[Start]
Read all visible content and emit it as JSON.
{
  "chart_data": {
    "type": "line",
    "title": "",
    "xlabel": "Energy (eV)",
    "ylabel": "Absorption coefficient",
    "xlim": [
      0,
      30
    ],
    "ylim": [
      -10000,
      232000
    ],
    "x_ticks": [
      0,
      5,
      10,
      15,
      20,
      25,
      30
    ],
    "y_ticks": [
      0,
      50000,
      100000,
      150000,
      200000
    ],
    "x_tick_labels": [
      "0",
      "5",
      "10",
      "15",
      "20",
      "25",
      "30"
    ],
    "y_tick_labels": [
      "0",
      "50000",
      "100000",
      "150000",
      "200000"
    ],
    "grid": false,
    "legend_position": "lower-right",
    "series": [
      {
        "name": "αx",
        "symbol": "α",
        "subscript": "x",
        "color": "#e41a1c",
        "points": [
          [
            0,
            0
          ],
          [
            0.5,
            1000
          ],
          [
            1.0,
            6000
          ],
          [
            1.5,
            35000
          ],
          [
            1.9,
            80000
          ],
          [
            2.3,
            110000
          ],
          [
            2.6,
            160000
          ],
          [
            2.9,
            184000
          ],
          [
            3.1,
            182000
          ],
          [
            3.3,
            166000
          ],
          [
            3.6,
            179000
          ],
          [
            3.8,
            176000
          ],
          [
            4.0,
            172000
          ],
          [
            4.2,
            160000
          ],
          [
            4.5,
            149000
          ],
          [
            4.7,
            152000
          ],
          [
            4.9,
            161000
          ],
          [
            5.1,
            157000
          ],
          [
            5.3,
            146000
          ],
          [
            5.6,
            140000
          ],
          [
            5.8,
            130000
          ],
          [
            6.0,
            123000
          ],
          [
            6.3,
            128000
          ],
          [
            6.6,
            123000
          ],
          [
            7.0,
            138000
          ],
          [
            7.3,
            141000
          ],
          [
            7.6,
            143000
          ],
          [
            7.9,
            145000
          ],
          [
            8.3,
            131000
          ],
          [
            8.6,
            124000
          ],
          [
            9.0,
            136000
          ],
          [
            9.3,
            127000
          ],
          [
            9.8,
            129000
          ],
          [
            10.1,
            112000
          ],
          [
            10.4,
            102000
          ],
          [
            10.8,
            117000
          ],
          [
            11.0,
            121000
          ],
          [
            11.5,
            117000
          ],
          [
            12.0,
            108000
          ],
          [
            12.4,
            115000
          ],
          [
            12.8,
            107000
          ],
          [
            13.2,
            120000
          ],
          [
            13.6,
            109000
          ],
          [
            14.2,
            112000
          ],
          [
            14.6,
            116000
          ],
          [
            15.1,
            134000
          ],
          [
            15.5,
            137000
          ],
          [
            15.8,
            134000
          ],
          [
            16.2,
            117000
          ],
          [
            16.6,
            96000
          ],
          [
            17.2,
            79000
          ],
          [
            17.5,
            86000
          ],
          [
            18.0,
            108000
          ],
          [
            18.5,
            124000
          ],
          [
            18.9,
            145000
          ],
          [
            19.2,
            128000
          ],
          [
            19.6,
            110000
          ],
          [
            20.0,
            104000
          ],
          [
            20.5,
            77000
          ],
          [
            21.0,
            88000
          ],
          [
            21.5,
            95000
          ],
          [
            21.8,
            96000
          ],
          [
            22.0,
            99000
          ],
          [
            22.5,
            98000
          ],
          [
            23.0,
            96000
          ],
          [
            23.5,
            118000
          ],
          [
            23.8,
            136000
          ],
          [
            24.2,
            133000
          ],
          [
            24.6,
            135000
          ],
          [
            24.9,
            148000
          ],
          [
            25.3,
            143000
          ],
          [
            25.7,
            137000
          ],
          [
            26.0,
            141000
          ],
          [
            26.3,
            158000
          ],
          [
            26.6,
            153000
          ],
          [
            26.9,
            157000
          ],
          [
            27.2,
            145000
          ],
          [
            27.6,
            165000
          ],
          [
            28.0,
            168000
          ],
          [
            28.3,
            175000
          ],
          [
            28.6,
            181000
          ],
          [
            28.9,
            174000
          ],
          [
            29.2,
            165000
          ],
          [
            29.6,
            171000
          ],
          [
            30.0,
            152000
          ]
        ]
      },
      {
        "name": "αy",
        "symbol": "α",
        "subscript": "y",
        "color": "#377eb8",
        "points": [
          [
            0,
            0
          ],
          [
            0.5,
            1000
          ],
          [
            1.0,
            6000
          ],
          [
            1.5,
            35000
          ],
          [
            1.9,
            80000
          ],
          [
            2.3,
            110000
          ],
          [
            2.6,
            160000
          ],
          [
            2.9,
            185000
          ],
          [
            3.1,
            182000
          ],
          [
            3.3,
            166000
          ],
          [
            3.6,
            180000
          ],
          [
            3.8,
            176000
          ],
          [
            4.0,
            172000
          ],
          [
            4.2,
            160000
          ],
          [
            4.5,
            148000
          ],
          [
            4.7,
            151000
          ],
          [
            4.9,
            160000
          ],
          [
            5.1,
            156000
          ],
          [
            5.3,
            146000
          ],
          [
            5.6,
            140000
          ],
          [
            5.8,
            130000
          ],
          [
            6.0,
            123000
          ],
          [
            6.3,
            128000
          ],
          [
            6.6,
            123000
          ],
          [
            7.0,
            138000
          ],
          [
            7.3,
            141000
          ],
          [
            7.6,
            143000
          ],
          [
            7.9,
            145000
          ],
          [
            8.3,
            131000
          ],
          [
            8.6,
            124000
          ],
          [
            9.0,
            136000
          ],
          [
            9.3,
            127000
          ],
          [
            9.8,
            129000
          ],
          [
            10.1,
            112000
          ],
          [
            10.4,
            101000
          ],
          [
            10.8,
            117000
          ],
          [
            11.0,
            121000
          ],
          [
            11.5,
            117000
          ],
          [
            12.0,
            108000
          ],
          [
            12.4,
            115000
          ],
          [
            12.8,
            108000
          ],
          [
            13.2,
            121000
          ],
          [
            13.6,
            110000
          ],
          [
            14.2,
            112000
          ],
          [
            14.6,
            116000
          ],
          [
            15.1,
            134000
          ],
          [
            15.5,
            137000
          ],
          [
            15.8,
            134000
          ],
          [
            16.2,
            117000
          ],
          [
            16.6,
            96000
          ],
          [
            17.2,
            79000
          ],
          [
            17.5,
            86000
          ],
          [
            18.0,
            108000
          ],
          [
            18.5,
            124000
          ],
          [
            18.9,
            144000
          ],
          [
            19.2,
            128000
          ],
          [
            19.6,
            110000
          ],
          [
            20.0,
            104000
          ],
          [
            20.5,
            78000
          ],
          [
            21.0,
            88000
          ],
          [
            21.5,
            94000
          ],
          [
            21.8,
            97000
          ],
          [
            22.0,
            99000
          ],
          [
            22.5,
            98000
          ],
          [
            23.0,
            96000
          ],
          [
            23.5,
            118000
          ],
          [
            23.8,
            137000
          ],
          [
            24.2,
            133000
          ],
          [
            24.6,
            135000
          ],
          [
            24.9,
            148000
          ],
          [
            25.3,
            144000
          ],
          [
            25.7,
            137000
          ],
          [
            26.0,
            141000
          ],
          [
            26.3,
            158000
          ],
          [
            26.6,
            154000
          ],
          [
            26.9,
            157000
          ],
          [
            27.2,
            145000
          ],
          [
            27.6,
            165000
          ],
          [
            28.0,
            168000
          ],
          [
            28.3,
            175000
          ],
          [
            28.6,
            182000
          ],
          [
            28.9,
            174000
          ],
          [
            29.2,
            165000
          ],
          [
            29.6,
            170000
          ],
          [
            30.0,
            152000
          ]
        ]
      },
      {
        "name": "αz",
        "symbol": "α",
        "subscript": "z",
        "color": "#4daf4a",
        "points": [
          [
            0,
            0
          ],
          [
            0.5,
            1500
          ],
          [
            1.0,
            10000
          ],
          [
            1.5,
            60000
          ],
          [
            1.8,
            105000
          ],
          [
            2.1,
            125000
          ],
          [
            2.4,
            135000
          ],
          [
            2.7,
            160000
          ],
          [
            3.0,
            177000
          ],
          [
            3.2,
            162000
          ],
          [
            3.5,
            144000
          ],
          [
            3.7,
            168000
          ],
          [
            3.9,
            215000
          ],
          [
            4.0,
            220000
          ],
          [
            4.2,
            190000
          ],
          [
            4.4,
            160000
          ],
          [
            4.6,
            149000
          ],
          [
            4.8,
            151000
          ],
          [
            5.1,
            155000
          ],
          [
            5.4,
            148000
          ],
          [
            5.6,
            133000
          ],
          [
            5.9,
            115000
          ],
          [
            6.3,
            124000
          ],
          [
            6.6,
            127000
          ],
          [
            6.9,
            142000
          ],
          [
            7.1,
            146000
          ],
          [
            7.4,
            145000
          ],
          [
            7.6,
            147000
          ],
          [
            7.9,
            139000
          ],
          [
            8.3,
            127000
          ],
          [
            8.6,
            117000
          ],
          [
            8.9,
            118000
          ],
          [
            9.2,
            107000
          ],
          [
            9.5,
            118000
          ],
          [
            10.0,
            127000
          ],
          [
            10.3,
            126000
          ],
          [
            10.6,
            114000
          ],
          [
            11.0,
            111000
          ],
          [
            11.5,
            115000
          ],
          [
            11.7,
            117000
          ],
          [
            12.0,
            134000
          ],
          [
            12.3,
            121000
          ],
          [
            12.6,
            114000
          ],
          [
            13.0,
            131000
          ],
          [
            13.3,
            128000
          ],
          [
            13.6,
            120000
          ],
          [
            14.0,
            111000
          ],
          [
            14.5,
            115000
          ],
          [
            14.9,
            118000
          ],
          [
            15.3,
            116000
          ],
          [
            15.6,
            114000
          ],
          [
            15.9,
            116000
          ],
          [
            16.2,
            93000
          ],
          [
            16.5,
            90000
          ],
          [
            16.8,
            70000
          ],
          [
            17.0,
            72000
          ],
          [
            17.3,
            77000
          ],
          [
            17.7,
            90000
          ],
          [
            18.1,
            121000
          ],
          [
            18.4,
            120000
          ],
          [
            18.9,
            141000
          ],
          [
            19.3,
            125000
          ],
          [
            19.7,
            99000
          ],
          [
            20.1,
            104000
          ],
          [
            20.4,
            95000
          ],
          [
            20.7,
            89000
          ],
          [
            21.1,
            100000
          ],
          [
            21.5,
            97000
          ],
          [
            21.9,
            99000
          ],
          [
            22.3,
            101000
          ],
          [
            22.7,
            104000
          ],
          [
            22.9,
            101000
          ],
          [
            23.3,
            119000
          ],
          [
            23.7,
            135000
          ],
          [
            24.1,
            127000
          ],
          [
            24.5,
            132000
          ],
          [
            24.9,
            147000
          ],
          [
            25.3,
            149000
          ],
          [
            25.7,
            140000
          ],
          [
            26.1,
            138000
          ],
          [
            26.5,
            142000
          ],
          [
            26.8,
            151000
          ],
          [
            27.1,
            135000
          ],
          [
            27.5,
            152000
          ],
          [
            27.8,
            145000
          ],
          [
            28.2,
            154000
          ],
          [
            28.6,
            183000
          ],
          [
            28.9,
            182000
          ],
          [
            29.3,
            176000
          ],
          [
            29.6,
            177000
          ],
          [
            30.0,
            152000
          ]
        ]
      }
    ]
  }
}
[End]
DESCRIPTION OF THE TASK: How many lines of these entries contain the string "subscript"? Reply with the number alone.

FINAL RESULT: 3